STATED PROBLEM:
From the listing below, extract every line in which the word "získat" appears.
________________________
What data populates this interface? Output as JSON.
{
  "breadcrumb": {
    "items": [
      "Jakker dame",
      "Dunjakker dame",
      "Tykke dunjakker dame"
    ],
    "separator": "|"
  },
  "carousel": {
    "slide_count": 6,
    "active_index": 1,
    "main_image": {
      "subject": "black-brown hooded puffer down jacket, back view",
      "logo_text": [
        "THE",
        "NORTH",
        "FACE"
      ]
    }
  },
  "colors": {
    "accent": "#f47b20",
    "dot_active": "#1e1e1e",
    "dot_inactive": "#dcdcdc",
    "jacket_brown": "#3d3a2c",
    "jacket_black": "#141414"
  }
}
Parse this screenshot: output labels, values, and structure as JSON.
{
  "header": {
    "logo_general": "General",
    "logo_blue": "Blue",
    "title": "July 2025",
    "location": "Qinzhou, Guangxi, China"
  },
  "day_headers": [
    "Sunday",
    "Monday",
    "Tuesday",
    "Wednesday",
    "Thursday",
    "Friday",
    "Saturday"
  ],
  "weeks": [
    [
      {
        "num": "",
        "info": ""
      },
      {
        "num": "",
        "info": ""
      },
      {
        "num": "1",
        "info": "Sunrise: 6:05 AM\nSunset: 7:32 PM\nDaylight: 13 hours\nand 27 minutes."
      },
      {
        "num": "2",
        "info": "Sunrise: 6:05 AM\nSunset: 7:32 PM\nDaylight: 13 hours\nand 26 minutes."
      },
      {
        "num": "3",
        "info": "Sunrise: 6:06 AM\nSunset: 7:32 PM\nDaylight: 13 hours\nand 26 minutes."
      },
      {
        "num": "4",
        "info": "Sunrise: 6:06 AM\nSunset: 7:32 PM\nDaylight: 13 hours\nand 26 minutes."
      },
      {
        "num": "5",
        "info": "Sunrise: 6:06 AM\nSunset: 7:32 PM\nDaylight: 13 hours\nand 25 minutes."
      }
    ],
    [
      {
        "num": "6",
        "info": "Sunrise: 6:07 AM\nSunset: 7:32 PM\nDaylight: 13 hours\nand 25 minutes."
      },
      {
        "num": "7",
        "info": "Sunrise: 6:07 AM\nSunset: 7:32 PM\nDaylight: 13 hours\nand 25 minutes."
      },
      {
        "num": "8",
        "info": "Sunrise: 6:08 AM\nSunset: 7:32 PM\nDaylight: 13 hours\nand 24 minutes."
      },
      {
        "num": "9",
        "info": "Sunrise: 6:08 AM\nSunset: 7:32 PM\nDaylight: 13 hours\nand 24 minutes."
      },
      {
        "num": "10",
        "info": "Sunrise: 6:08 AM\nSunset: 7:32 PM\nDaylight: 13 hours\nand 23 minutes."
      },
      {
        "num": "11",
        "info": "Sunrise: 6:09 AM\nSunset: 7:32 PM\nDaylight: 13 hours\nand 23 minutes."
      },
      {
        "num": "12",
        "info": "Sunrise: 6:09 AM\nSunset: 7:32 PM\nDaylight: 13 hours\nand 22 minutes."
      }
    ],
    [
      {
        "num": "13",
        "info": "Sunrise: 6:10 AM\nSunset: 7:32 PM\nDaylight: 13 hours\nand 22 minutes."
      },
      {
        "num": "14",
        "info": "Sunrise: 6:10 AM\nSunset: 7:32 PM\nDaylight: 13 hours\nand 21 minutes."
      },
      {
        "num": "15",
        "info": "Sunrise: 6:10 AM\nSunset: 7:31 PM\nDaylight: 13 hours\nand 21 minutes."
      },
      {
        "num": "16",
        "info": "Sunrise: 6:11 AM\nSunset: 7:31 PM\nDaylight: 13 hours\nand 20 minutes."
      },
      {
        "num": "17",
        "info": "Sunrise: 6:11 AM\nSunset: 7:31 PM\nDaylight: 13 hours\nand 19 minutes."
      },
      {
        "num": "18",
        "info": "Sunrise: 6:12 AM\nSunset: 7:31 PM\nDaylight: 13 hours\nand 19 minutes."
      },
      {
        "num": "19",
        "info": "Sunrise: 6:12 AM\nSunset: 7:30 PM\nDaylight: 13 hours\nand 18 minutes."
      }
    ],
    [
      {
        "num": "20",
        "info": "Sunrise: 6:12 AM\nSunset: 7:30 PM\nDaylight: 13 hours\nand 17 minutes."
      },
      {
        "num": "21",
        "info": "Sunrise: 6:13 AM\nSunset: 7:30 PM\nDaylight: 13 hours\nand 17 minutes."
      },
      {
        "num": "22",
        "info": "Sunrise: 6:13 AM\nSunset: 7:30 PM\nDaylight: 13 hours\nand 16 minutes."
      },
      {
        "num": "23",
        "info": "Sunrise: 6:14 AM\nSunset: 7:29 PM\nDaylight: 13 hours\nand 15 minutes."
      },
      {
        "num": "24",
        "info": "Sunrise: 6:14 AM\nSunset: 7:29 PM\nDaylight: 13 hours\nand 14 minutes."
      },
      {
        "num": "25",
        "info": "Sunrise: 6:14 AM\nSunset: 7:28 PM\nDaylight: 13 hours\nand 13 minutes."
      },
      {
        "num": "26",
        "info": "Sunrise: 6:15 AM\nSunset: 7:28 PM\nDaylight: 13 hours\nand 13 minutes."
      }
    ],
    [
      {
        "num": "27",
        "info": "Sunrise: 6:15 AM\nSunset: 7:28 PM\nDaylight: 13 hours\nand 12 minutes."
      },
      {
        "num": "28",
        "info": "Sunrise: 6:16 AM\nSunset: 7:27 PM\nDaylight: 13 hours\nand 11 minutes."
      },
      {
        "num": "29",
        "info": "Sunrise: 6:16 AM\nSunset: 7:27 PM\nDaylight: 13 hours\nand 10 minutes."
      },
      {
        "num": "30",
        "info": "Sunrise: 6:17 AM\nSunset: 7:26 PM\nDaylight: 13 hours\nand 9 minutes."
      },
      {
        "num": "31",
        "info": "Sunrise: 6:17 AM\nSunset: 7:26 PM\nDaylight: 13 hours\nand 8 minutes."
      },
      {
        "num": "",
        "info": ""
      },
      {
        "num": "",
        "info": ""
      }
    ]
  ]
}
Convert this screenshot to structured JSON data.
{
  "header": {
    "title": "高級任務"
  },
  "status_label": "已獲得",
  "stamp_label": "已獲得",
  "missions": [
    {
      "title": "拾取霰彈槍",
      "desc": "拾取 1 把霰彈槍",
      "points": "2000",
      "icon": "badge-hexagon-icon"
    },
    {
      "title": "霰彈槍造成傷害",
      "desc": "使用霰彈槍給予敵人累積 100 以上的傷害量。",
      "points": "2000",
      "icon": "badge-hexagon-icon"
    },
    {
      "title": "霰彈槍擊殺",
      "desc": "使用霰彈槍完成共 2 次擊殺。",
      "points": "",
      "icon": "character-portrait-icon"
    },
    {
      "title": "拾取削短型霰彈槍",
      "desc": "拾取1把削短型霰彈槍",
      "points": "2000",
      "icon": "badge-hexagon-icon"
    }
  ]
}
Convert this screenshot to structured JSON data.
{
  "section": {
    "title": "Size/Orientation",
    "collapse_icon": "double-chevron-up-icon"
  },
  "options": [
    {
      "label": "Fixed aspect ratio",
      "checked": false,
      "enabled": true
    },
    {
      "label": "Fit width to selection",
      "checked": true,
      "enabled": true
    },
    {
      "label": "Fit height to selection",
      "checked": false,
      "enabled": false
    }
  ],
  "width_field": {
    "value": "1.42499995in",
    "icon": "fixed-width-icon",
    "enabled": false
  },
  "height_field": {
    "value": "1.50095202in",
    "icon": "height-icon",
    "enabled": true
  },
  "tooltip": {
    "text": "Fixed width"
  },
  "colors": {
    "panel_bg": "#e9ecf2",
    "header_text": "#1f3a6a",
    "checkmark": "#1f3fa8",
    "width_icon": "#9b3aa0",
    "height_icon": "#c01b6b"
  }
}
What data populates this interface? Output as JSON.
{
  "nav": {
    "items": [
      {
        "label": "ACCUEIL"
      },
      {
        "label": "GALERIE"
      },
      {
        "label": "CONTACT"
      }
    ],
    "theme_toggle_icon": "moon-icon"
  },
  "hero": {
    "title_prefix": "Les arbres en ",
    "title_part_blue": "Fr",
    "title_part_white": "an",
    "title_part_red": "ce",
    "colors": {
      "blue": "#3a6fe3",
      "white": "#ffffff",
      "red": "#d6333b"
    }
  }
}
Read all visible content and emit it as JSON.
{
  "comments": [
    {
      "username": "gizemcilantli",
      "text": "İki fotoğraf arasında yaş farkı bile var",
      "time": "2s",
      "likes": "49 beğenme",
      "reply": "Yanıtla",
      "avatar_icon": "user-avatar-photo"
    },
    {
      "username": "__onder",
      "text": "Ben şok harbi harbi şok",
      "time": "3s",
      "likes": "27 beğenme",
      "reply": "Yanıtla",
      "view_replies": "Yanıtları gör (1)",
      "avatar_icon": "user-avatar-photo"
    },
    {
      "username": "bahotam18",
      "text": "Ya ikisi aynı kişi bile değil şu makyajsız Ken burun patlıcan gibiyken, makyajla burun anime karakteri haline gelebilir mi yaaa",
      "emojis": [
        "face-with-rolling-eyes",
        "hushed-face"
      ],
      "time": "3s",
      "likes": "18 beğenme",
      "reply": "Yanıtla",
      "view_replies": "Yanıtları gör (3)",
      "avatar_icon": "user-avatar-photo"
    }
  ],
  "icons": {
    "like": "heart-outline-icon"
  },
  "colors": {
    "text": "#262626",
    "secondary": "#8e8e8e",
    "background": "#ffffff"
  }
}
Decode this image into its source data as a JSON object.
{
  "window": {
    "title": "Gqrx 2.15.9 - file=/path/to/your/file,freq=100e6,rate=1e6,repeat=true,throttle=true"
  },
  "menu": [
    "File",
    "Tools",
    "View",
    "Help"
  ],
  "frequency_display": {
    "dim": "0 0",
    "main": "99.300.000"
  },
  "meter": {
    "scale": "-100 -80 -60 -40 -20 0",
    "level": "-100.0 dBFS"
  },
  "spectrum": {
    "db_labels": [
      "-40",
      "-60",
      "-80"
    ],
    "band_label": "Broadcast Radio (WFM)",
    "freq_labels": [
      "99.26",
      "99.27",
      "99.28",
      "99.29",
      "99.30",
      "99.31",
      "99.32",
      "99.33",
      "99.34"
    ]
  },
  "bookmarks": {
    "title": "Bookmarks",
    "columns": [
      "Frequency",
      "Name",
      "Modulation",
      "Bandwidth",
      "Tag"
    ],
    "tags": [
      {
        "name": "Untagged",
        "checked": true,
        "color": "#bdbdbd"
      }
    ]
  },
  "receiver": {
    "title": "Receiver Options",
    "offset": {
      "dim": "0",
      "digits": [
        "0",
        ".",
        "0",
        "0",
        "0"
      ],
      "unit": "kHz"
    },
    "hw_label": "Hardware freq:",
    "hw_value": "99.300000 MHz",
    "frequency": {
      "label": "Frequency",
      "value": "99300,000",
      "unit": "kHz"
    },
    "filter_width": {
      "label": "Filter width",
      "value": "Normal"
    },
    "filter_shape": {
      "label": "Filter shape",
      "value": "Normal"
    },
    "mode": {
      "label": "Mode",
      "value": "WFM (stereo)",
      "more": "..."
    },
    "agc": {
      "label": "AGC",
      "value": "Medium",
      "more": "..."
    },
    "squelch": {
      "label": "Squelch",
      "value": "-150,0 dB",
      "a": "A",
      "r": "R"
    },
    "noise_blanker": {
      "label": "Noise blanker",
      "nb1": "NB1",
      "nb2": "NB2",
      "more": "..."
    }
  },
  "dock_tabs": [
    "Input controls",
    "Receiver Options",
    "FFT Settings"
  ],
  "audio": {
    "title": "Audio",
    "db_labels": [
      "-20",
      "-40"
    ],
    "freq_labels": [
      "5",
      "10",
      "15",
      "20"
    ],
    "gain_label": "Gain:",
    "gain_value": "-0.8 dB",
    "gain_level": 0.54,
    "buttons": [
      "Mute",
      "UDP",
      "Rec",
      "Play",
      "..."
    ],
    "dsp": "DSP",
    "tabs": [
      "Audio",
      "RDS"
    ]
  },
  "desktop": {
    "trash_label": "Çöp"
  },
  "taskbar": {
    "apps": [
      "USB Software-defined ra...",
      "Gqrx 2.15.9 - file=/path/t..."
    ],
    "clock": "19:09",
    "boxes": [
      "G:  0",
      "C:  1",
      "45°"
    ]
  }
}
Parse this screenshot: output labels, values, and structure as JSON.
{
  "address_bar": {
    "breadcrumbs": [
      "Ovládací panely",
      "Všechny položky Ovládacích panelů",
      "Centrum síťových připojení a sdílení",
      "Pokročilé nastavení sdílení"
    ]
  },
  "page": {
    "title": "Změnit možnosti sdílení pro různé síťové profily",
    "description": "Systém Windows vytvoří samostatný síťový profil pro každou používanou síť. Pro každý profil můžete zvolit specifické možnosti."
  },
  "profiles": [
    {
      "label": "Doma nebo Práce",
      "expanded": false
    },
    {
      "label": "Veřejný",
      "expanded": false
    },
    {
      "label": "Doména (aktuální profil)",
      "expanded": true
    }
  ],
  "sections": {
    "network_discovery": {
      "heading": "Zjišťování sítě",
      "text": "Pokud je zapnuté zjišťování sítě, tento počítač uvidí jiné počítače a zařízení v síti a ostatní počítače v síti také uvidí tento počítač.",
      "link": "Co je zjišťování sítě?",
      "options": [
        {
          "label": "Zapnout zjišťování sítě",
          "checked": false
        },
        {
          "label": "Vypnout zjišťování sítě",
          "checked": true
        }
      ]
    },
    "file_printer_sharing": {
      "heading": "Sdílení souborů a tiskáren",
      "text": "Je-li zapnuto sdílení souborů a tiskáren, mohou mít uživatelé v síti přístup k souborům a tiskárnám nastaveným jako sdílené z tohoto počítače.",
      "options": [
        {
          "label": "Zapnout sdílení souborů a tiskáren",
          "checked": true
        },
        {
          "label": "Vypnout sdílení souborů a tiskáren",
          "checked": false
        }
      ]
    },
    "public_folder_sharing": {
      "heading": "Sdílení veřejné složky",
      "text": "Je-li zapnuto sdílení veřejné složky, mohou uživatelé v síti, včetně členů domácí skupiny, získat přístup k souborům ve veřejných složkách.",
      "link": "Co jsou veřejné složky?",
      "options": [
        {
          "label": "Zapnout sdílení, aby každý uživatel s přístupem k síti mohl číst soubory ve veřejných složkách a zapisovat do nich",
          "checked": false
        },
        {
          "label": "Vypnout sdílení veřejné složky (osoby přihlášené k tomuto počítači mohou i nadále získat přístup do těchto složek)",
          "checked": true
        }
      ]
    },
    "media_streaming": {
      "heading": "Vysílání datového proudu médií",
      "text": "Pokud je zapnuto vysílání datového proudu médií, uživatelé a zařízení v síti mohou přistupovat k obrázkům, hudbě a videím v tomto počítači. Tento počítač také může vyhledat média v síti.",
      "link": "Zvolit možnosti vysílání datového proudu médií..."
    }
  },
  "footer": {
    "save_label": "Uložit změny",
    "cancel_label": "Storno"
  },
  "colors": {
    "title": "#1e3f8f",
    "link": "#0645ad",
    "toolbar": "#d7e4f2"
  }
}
________________________
RESPONSE:
      "text": "Je-li zapnuto sdílení veřejné složky, mohou uživatelé v síti, včetně členů domácí skupiny, získat přístup k souborům ve veřejných složkách.",
          "label": "Vypnout sdílení veřejné složky (osoby přihlášené k tomuto počítači mohou i nadále získat přístup do těchto složek)",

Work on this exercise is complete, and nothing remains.